→ WRITTEN REQUEST
Return all lines with the word "scientific" in them.

— Start PROVIDED INFORMATION —

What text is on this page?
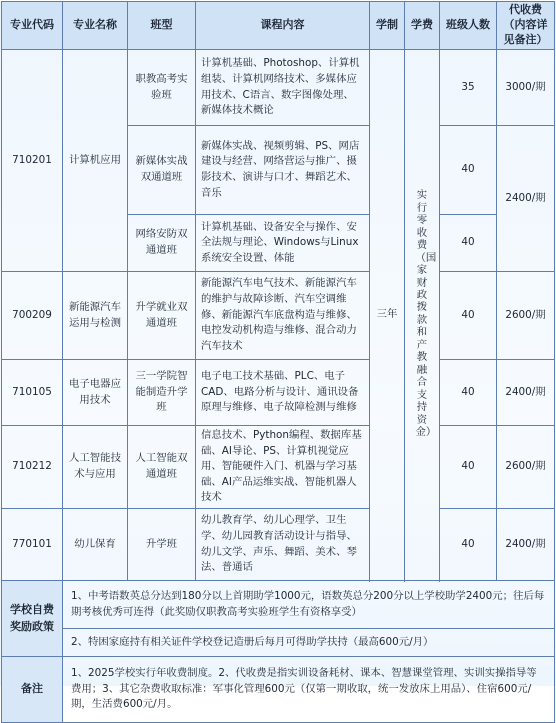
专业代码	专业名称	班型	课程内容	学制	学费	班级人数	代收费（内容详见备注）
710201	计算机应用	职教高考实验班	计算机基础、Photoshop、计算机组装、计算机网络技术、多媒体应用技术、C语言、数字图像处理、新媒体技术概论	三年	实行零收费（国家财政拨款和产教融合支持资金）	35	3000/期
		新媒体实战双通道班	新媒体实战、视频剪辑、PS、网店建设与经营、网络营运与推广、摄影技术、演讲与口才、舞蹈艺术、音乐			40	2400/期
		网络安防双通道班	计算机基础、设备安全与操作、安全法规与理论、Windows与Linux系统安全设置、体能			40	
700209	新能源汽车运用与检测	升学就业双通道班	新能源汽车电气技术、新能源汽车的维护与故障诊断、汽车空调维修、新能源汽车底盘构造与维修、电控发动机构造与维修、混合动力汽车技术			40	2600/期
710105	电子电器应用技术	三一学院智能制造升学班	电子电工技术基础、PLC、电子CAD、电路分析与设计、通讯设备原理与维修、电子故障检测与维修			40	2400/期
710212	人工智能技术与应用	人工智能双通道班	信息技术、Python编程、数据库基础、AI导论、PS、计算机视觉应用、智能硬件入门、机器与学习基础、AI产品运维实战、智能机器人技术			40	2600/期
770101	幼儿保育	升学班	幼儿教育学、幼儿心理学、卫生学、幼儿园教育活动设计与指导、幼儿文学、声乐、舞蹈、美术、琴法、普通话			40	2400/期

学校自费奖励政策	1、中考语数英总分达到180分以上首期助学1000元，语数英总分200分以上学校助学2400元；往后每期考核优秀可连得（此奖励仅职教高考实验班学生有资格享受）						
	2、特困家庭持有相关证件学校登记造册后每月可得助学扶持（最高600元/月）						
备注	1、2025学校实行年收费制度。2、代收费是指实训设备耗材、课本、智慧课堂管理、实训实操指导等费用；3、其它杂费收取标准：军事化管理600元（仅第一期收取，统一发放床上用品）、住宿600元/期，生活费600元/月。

— End PROVIDED INFORMATION —
— Start PROVIDED INFORMATION —

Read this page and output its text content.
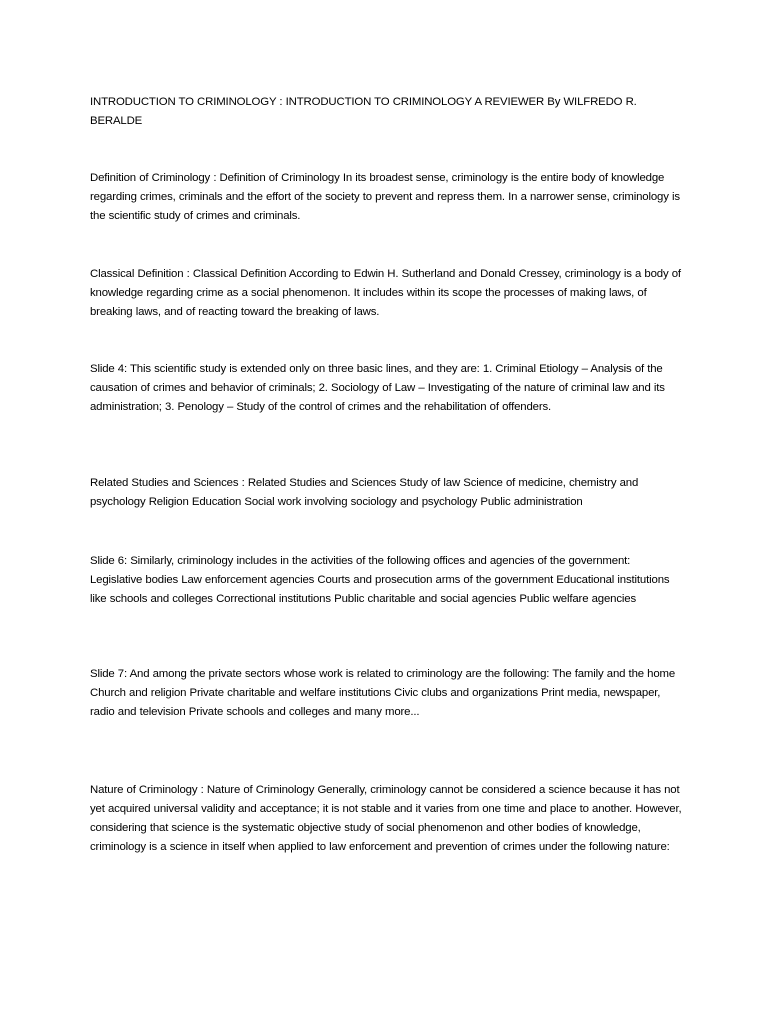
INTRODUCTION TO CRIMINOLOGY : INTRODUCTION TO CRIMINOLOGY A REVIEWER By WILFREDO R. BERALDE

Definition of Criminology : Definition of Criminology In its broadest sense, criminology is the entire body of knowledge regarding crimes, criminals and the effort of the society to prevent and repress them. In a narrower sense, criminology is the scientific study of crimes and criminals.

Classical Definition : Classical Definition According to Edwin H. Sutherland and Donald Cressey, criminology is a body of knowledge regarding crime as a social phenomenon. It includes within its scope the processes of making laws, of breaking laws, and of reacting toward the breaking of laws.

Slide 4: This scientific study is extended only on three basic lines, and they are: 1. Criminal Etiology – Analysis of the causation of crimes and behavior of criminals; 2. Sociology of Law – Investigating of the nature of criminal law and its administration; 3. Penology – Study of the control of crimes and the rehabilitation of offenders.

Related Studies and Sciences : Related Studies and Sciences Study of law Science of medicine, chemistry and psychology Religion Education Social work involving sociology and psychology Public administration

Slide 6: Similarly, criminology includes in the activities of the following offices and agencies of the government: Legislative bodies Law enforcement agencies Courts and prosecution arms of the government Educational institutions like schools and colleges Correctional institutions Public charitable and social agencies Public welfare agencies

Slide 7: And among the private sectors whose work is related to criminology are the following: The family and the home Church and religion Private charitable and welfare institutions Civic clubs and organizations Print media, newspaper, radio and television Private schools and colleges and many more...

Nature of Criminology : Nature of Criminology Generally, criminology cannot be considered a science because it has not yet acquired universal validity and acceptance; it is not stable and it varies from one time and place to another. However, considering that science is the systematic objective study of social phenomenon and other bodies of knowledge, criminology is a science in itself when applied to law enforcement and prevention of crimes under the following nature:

— End PROVIDED INFORMATION —

→ RESULT FOR THIS TASK
Definition of Criminology : Definition of Criminology In its broadest sense, criminology is the entire body of knowledge regarding crimes, criminals and the effort of the society to prevent and repress them. In a narrower sense, criminology is the scientific study of crimes and criminals.
Slide 4: This scientific study is extended only on three basic lines, and they are: 1. Criminal Etiology – Analysis of the causation of crimes and behavior of criminals; 2. Sociology of Law – Investigating of the nature of criminal law and its administration; 3. Penology – Study of the control of crimes and the rehabilitation of offenders.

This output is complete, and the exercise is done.